## What to produce
Where a line holds the string "right", return that line.

## Dataset extract
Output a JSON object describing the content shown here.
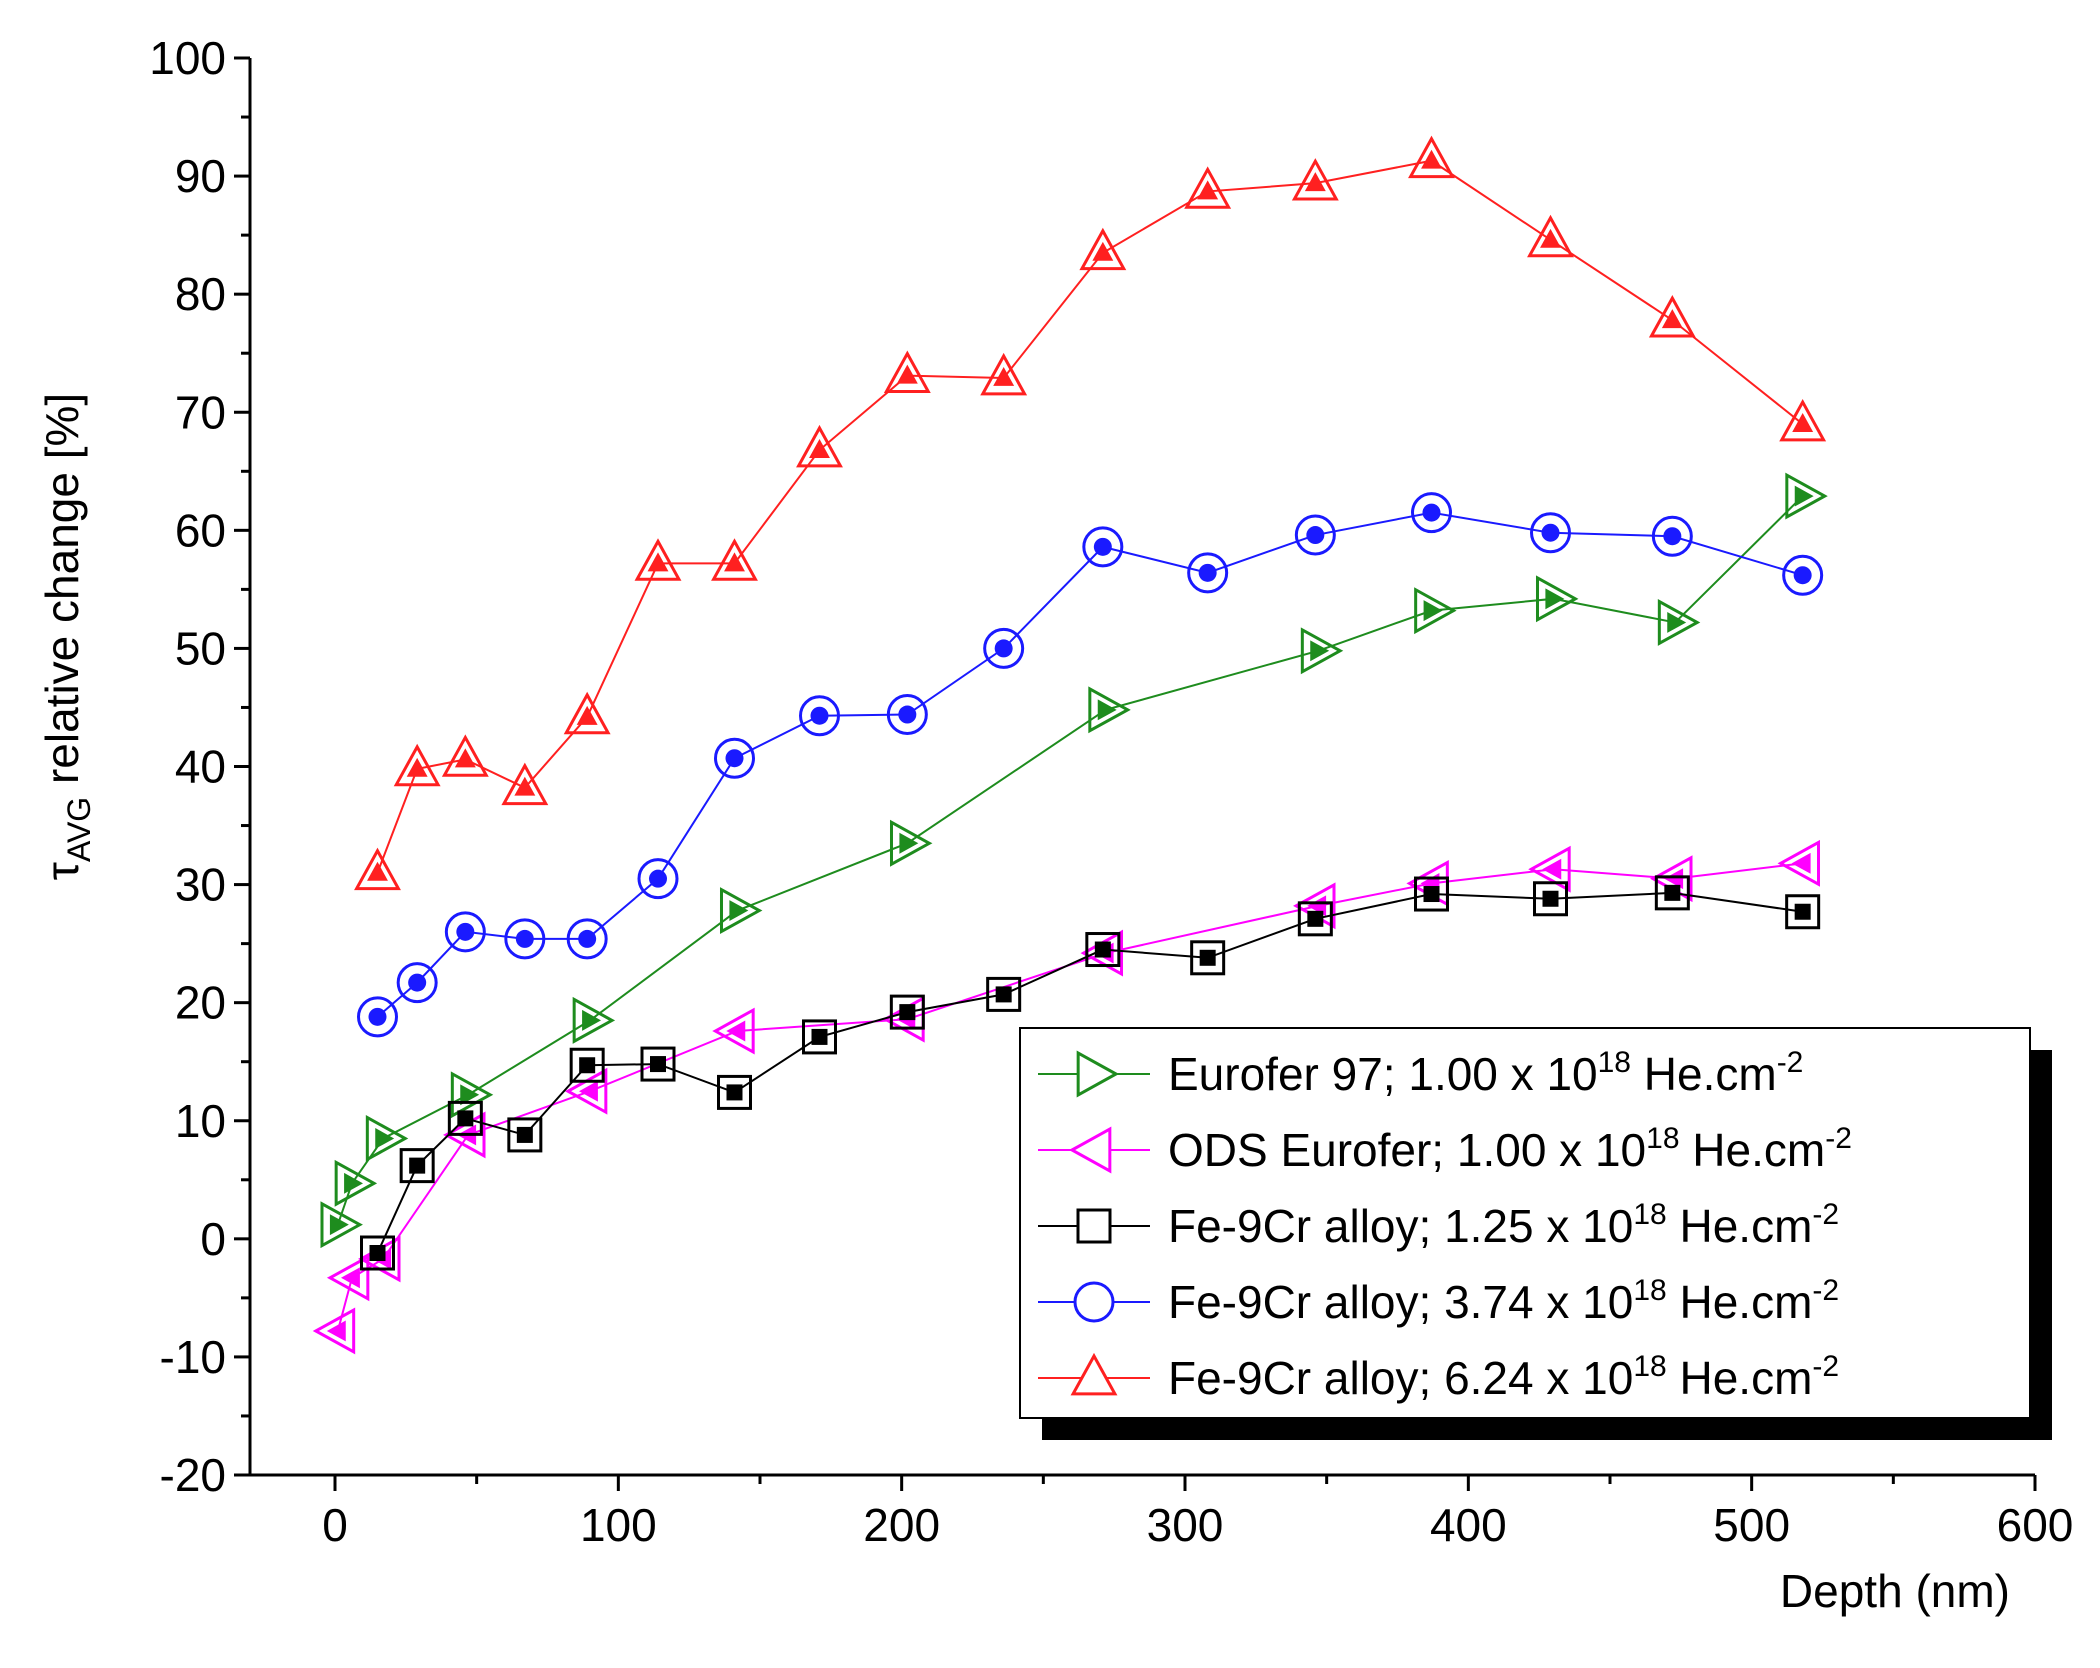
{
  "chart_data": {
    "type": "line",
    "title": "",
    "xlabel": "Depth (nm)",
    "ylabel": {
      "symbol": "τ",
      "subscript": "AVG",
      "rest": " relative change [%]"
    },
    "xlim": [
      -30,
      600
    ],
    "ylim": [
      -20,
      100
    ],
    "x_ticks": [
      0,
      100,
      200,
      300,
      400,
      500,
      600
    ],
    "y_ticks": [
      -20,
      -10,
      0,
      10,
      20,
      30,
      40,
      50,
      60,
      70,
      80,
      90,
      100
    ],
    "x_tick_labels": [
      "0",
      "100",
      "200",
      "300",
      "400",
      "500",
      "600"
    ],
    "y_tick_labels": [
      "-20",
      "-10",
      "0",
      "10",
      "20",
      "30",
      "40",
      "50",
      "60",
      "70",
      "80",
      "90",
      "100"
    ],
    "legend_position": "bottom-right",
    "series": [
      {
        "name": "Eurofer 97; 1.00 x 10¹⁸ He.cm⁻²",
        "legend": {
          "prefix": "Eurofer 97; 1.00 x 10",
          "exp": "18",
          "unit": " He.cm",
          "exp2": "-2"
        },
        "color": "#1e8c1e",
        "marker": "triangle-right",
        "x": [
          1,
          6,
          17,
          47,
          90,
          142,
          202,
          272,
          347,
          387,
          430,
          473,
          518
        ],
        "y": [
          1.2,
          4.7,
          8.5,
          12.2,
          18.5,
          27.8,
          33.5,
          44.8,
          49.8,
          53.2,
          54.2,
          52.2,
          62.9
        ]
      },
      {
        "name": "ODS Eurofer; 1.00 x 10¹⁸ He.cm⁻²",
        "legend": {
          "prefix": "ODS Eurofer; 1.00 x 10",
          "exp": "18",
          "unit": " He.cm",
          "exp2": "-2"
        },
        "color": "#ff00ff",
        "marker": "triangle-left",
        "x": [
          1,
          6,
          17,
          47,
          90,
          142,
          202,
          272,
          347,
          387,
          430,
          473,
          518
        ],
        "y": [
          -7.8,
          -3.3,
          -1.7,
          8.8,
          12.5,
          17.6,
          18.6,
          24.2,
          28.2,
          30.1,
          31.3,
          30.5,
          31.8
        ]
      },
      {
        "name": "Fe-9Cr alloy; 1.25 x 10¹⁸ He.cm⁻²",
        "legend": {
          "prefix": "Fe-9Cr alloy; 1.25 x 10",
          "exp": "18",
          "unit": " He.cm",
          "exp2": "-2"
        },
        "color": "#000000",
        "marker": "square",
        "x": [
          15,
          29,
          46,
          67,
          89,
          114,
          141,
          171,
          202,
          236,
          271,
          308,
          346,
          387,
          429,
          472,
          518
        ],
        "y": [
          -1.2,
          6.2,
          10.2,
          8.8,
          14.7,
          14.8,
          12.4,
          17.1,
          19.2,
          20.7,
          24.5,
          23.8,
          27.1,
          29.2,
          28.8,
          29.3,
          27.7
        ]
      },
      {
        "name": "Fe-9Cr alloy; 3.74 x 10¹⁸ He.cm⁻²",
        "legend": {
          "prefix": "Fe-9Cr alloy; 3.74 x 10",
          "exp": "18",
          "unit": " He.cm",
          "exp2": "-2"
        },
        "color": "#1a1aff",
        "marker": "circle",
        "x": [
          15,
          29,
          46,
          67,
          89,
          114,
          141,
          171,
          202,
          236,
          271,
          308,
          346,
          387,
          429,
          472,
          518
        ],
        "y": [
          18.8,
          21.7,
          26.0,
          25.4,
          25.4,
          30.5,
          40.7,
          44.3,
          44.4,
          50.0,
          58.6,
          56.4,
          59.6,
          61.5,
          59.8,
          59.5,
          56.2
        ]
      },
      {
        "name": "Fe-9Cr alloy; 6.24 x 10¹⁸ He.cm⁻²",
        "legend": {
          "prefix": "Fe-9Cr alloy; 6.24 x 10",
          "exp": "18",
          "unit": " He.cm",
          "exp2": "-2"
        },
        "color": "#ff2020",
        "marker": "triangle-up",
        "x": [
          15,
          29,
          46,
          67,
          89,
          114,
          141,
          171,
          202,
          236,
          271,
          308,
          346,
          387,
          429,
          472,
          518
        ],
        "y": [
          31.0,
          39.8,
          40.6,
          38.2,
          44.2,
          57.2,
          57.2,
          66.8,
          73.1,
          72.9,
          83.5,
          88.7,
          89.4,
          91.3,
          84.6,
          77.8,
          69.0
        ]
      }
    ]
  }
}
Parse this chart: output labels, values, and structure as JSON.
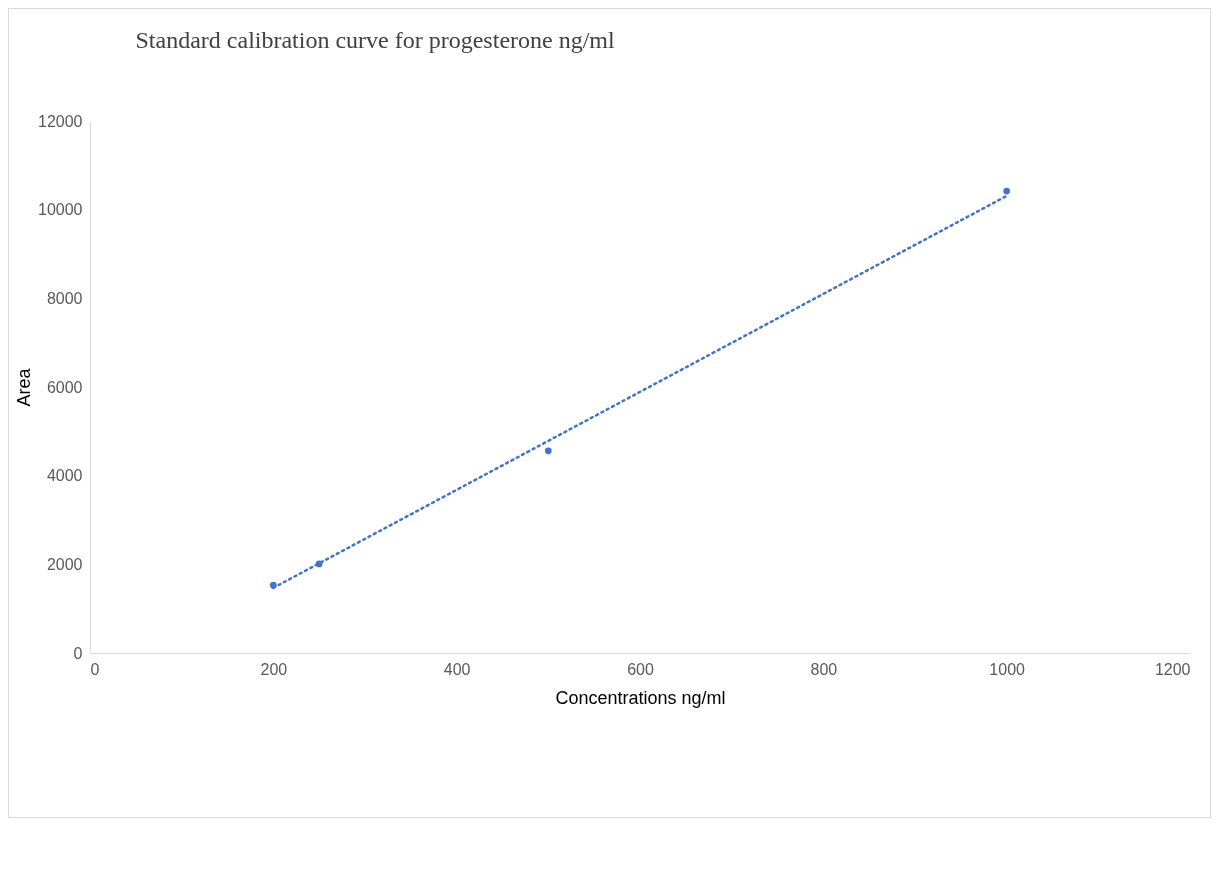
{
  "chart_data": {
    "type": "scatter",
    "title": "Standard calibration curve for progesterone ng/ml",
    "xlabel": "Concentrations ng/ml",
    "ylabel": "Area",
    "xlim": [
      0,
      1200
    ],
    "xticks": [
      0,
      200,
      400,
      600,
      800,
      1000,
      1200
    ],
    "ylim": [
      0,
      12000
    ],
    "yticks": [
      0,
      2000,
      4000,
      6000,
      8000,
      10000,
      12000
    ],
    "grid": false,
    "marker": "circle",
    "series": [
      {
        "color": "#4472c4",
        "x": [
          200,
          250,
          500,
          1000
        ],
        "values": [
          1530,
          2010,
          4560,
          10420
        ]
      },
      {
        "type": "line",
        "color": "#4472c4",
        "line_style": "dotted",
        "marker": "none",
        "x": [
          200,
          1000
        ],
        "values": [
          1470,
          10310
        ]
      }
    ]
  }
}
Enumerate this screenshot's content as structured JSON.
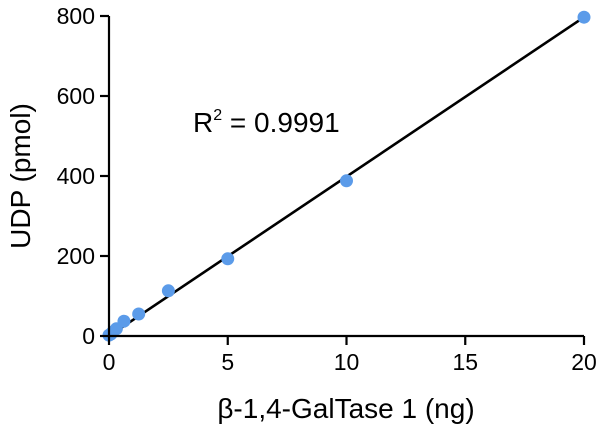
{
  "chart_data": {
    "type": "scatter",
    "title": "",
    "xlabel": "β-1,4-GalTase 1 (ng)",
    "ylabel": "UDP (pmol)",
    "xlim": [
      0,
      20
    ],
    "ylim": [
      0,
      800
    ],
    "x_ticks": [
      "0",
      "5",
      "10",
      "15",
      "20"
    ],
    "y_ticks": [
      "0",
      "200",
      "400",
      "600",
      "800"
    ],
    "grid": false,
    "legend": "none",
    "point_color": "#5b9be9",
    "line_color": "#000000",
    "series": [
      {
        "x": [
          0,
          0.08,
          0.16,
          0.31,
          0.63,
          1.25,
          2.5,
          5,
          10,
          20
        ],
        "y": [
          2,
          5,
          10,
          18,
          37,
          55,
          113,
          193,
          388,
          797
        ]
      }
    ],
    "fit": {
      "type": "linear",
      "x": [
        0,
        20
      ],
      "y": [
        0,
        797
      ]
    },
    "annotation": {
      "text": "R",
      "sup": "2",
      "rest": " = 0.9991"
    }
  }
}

## Answer to this exercise
    "legend_position": "bottom-right",
        "marker": "triangle-right",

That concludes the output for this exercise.